> **Items**
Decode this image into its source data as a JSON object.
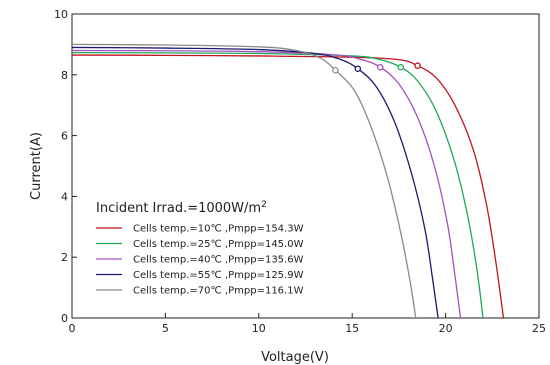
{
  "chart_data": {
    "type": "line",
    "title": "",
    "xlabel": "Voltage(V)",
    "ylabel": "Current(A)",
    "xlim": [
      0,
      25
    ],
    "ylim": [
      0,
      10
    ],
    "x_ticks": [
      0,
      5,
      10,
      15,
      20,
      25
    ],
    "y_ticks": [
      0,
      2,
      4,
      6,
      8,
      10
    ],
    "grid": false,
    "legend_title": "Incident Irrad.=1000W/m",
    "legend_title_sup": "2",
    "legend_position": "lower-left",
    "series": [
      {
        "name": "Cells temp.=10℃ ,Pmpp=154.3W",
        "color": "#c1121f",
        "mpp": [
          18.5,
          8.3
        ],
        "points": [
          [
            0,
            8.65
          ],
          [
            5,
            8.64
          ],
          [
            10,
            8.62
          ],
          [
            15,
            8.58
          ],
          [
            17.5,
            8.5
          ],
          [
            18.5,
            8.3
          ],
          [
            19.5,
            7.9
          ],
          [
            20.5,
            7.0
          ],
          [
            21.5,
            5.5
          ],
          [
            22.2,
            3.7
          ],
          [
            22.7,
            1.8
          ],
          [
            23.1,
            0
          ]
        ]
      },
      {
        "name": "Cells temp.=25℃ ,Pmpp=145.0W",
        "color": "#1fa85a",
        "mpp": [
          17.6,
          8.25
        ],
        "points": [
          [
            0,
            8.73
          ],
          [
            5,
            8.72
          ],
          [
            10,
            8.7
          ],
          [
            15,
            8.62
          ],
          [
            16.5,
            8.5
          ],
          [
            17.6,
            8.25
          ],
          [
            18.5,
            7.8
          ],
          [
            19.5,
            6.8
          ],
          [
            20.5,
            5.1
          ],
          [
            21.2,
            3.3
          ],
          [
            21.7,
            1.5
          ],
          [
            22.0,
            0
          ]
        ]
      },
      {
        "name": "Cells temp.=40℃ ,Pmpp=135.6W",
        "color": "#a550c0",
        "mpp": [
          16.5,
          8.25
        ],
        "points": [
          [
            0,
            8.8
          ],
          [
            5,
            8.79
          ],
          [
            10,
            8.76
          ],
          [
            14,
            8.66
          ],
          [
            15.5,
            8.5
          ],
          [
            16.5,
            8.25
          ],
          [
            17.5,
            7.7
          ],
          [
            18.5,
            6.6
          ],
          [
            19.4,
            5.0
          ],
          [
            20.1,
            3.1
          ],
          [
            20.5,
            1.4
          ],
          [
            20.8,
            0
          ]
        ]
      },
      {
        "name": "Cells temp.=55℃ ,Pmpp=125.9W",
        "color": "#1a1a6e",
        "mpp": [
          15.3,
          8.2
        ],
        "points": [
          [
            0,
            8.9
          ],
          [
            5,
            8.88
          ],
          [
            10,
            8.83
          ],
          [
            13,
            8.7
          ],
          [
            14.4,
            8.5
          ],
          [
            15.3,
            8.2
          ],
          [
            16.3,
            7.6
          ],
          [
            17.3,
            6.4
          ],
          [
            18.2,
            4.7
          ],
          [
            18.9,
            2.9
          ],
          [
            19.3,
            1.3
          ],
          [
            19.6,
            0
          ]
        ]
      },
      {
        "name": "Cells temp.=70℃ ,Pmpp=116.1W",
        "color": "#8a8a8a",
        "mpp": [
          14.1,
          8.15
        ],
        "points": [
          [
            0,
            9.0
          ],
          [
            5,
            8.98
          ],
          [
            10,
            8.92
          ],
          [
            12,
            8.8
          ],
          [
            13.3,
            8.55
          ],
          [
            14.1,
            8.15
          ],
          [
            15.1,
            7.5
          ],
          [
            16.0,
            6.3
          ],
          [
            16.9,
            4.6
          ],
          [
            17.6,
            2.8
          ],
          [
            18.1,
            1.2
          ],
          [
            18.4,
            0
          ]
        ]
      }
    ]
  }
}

> **Given instruction**
All of the records need repeating exactly, except for the pictures.

> **The completed task**
Decode this image into its source data as a JSON object.
{
  "chart_data": {
    "type": "line",
    "title": "",
    "xlabel": "Voltage(V)",
    "ylabel": "Current(A)",
    "xlim": [
      0,
      25
    ],
    "ylim": [
      0,
      10
    ],
    "x_ticks": [
      0,
      5,
      10,
      15,
      20,
      25
    ],
    "y_ticks": [
      0,
      2,
      4,
      6,
      8,
      10
    ],
    "grid": false,
    "legend_title": "Incident Irrad.=1000W/m",
    "legend_title_sup": "2",
    "legend_position": "lower-left",
    "series": [
      {
        "name": "Cells temp.=10℃ ,Pmpp=154.3W",
        "color": "#c1121f",
        "mpp": [
          18.5,
          8.3
        ],
        "points": [
          [
            0,
            8.65
          ],
          [
            5,
            8.64
          ],
          [
            10,
            8.62
          ],
          [
            15,
            8.58
          ],
          [
            17.5,
            8.5
          ],
          [
            18.5,
            8.3
          ],
          [
            19.5,
            7.9
          ],
          [
            20.5,
            7.0
          ],
          [
            21.5,
            5.5
          ],
          [
            22.2,
            3.7
          ],
          [
            22.7,
            1.8
          ],
          [
            23.1,
            0
          ]
        ]
      },
      {
        "name": "Cells temp.=25℃ ,Pmpp=145.0W",
        "color": "#1fa85a",
        "mpp": [
          17.6,
          8.25
        ],
        "points": [
          [
            0,
            8.73
          ],
          [
            5,
            8.72
          ],
          [
            10,
            8.7
          ],
          [
            15,
            8.62
          ],
          [
            16.5,
            8.5
          ],
          [
            17.6,
            8.25
          ],
          [
            18.5,
            7.8
          ],
          [
            19.5,
            6.8
          ],
          [
            20.5,
            5.1
          ],
          [
            21.2,
            3.3
          ],
          [
            21.7,
            1.5
          ],
          [
            22.0,
            0
          ]
        ]
      },
      {
        "name": "Cells temp.=40℃ ,Pmpp=135.6W",
        "color": "#a550c0",
        "mpp": [
          16.5,
          8.25
        ],
        "points": [
          [
            0,
            8.8
          ],
          [
            5,
            8.79
          ],
          [
            10,
            8.76
          ],
          [
            14,
            8.66
          ],
          [
            15.5,
            8.5
          ],
          [
            16.5,
            8.25
          ],
          [
            17.5,
            7.7
          ],
          [
            18.5,
            6.6
          ],
          [
            19.4,
            5.0
          ],
          [
            20.1,
            3.1
          ],
          [
            20.5,
            1.4
          ],
          [
            20.8,
            0
          ]
        ]
      },
      {
        "name": "Cells temp.=55℃ ,Pmpp=125.9W",
        "color": "#1a1a6e",
        "mpp": [
          15.3,
          8.2
        ],
        "points": [
          [
            0,
            8.9
          ],
          [
            5,
            8.88
          ],
          [
            10,
            8.83
          ],
          [
            13,
            8.7
          ],
          [
            14.4,
            8.5
          ],
          [
            15.3,
            8.2
          ],
          [
            16.3,
            7.6
          ],
          [
            17.3,
            6.4
          ],
          [
            18.2,
            4.7
          ],
          [
            18.9,
            2.9
          ],
          [
            19.3,
            1.3
          ],
          [
            19.6,
            0
          ]
        ]
      },
      {
        "name": "Cells temp.=70℃ ,Pmpp=116.1W",
        "color": "#8a8a8a",
        "mpp": [
          14.1,
          8.15
        ],
        "points": [
          [
            0,
            9.0
          ],
          [
            5,
            8.98
          ],
          [
            10,
            8.92
          ],
          [
            12,
            8.8
          ],
          [
            13.3,
            8.55
          ],
          [
            14.1,
            8.15
          ],
          [
            15.1,
            7.5
          ],
          [
            16.0,
            6.3
          ],
          [
            16.9,
            4.6
          ],
          [
            17.6,
            2.8
          ],
          [
            18.1,
            1.2
          ],
          [
            18.4,
            0
          ]
        ]
      }
    ]
  }
}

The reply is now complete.